### Direction
Take the data below and repeat it exactly.

### Saved entries
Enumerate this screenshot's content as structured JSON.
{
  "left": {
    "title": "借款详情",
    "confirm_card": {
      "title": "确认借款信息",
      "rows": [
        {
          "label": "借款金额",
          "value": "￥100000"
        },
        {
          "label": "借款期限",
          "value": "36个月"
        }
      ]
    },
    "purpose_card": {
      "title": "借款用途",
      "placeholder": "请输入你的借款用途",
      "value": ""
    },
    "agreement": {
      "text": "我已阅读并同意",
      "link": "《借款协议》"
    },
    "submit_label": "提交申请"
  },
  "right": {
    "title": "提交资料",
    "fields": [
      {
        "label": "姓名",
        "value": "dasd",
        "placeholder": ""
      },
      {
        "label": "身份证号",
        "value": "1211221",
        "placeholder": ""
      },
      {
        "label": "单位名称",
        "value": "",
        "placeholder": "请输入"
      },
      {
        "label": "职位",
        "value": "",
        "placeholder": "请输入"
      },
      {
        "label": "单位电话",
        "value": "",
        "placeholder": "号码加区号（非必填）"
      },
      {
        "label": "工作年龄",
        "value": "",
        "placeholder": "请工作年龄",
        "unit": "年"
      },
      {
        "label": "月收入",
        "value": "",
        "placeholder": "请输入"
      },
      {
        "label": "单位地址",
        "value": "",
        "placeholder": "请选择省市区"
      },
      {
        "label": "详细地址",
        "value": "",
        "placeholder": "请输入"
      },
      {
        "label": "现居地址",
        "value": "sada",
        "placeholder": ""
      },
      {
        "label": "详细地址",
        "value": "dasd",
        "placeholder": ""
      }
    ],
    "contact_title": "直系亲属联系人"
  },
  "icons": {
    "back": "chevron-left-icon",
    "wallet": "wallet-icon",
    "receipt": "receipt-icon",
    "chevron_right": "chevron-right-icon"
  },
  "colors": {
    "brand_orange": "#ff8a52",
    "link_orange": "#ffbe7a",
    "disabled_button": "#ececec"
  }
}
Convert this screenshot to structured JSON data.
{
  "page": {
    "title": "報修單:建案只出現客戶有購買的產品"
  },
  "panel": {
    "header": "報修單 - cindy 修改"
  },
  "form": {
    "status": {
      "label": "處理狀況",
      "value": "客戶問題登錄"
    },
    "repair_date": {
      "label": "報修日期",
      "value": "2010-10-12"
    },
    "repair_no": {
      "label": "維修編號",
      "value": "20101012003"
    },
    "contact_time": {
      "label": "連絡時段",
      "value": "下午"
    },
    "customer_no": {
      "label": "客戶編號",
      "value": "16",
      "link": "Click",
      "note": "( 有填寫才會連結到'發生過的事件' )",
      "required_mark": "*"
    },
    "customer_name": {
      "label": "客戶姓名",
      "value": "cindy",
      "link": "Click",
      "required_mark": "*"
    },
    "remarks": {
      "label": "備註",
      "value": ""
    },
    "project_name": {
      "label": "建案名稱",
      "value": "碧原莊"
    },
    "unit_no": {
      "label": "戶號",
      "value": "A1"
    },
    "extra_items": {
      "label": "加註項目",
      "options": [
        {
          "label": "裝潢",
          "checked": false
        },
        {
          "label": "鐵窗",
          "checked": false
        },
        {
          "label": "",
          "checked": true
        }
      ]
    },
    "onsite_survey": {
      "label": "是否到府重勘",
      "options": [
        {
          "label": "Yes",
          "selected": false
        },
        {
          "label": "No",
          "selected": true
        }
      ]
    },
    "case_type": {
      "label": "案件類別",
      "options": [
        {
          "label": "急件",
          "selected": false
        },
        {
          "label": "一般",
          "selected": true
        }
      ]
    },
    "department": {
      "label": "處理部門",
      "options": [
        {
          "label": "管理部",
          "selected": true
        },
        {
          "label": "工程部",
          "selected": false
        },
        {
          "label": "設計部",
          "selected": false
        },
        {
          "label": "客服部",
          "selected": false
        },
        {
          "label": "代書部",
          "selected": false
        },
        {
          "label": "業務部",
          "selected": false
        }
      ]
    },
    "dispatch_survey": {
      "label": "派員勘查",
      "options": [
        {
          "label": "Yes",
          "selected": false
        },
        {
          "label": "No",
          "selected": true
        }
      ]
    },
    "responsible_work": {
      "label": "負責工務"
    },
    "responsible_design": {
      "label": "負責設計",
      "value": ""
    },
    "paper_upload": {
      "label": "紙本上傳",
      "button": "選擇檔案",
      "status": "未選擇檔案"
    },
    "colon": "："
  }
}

### Exercise response
Enumerate this screenshot's content as structured JSON.
{
  "left": {
    "title": "借款详情",
    "confirm_card": {
      "title": "确认借款信息",
      "rows": [
        {
          "label": "借款金额",
          "value": "￥100000"
        },
        {
          "label": "借款期限",
          "value": "36个月"
        }
      ]
    },
    "purpose_card": {
      "title": "借款用途",
      "placeholder": "请输入你的借款用途",
      "value": ""
    },
    "agreement": {
      "text": "我已阅读并同意",
      "link": "《借款协议》"
    },
    "submit_label": "提交申请"
  },
  "right": {
    "title": "提交资料",
    "fields": [
      {
        "label": "姓名",
        "value": "dasd",
        "placeholder": ""
      },
      {
        "label": "身份证号",
        "value": "1211221",
        "placeholder": ""
      },
      {
        "label": "单位名称",
        "value": "",
        "placeholder": "请输入"
      },
      {
        "label": "职位",
        "value": "",
        "placeholder": "请输入"
      },
      {
        "label": "单位电话",
        "value": "",
        "placeholder": "号码加区号（非必填）"
      },
      {
        "label": "工作年龄",
        "value": "",
        "placeholder": "请工作年龄",
        "unit": "年"
      },
      {
        "label": "月收入",
        "value": "",
        "placeholder": "请输入"
      },
      {
        "label": "单位地址",
        "value": "",
        "placeholder": "请选择省市区"
      },
      {
        "label": "详细地址",
        "value": "",
        "placeholder": "请输入"
      },
      {
        "label": "现居地址",
        "value": "sada",
        "placeholder": ""
      },
      {
        "label": "详细地址",
        "value": "dasd",
        "placeholder": ""
      }
    ],
    "contact_title": "直系亲属联系人"
  },
  "icons": {
    "back": "chevron-left-icon",
    "wallet": "wallet-icon",
    "receipt": "receipt-icon",
    "chevron_right": "chevron-right-icon"
  },
  "colors": {
    "brand_orange": "#ff8a52",
    "link_orange": "#ffbe7a",
    "disabled_button": "#ececec"
  }
}
Convert this screenshot to structured JSON data.
{
  "page": {
    "title": "報修單:建案只出現客戶有購買的產品"
  },
  "panel": {
    "header": "報修單 - cindy 修改"
  },
  "form": {
    "status": {
      "label": "處理狀況",
      "value": "客戶問題登錄"
    },
    "repair_date": {
      "label": "報修日期",
      "value": "2010-10-12"
    },
    "repair_no": {
      "label": "維修編號",
      "value": "20101012003"
    },
    "contact_time": {
      "label": "連絡時段",
      "value": "下午"
    },
    "customer_no": {
      "label": "客戶編號",
      "value": "16",
      "link": "Click",
      "note": "( 有填寫才會連結到'發生過的事件' )",
      "required_mark": "*"
    },
    "customer_name": {
      "label": "客戶姓名",
      "value": "cindy",
      "link": "Click",
      "required_mark": "*"
    },
    "remarks": {
      "label": "備註",
      "value": ""
    },
    "project_name": {
      "label": "建案名稱",
      "value": "碧原莊"
    },
    "unit_no": {
      "label": "戶號",
      "value": "A1"
    },
    "extra_items": {
      "label": "加註項目",
      "options": [
        {
          "label": "裝潢",
          "checked": false
        },
        {
          "label": "鐵窗",
          "checked": false
        },
        {
          "label": "",
          "checked": true
        }
      ]
    },
    "onsite_survey": {
      "label": "是否到府重勘",
      "options": [
        {
          "label": "Yes",
          "selected": false
        },
        {
          "label": "No",
          "selected": true
        }
      ]
    },
    "case_type": {
      "label": "案件類別",
      "options": [
        {
          "label": "急件",
          "selected": false
        },
        {
          "label": "一般",
          "selected": true
        }
      ]
    },
    "department": {
      "label": "處理部門",
      "options": [
        {
          "label": "管理部",
          "selected": true
        },
        {
          "label": "工程部",
          "selected": false
        },
        {
          "label": "設計部",
          "selected": false
        },
        {
          "label": "客服部",
          "selected": false
        },
        {
          "label": "代書部",
          "selected": false
        },
        {
          "label": "業務部",
          "selected": false
        }
      ]
    },
    "dispatch_survey": {
      "label": "派員勘查",
      "options": [
        {
          "label": "Yes",
          "selected": false
        },
        {
          "label": "No",
          "selected": true
        }
      ]
    },
    "responsible_work": {
      "label": "負責工務"
    },
    "responsible_design": {
      "label": "負責設計",
      "value": ""
    },
    "paper_upload": {
      "label": "紙本上傳",
      "button": "選擇檔案",
      "status": "未選擇檔案"
    },
    "colon": "："
  }
}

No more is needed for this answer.